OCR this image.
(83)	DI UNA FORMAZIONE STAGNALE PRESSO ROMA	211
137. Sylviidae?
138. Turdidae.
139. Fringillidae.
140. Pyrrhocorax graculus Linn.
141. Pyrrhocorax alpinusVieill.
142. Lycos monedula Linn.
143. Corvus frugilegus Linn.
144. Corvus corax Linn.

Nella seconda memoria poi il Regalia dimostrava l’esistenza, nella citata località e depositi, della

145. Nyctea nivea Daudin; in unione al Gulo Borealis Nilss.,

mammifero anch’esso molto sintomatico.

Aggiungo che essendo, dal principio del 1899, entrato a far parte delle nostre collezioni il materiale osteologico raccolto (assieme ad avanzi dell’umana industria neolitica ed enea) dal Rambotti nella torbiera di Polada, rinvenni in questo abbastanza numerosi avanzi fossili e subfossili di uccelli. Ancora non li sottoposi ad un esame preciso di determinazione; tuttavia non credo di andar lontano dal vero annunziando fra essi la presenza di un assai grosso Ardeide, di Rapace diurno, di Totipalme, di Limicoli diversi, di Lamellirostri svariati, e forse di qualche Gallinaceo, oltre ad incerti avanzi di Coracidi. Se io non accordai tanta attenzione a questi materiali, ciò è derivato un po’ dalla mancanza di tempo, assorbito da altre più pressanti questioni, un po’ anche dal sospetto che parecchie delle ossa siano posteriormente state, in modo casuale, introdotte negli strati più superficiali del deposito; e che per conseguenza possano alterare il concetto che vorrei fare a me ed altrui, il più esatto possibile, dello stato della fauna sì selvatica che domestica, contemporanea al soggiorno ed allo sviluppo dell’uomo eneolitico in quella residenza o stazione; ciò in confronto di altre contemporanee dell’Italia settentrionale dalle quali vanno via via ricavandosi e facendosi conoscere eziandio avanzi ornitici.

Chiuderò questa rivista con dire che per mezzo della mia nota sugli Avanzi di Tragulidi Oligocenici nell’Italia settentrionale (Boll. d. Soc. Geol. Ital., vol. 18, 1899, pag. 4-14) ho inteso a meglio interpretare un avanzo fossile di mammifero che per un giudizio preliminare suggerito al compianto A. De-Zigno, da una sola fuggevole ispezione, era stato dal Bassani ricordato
____
Return each line of the data exactly as written above.

OCR this image.
(83)	DI UNA FORMAZIONE STAGNALE PRESSO ROMA	211
137. Sylviidae?
138. Turdidae.
139. Fringillidae.
140. Pyrrhocorax graculus Linn.
141. Pyrrhocorax alpinusVieill.
142. Lycos monedula Linn.
143. Corvus frugilegus Linn.
144. Corvus corax Linn.

Nella seconda memoria poi il Regalia dimostrava l’esistenza, nella citata località e depositi, della

145. Nyctea nivea Daudin; in unione al Gulo Borealis Nilss.,

mammifero anch’esso molto sintomatico.

Aggiungo che essendo, dal principio del 1899, entrato a far parte delle nostre collezioni il materiale osteologico raccolto (assieme ad avanzi dell’umana industria neolitica ed enea) dal Rambotti nella torbiera di Polada, rinvenni in questo abbastanza numerosi avanzi fossili e subfossili di uccelli. Ancora non li sottoposi ad un esame preciso di determinazione; tuttavia non credo di andar lontano dal vero annunziando fra essi la presenza di un assai grosso Ardeide, di Rapace diurno, di Totipalme, di Limicoli diversi, di Lamellirostri svariati, e forse di qualche Gallinaceo, oltre ad incerti avanzi di Coracidi. Se io non accordai tanta attenzione a questi materiali, ciò è derivato un po’ dalla mancanza di tempo, assorbito da altre più pressanti questioni, un po’ anche dal sospetto che parecchie delle ossa siano posteriormente state, in modo casuale, introdotte negli strati più superficiali del deposito; e che per conseguenza possano alterare il concetto che vorrei fare a me ed altrui, il più esatto possibile, dello stato della fauna sì selvatica che domestica, contemporanea al soggiorno ed allo sviluppo dell’uomo eneolitico in quella residenza o stazione; ciò in confronto di altre contemporanee dell’Italia settentrionale dalle quali vanno via via ricavandosi e facendosi conoscere eziandio avanzi ornitici.

Chiuderò questa rivista con dire che per mezzo della mia nota sugli Avanzi di Tragulidi Oligocenici nell’Italia settentrionale (Boll. d. Soc. Geol. Ital., vol. 18, 1899, pag. 4-14) ho inteso a meglio interpretare un avanzo fossile di mammifero che per un giudizio preliminare suggerito al compianto A. De-Zigno, da una sola fuggevole ispezione, era stato dal Bassani ricordato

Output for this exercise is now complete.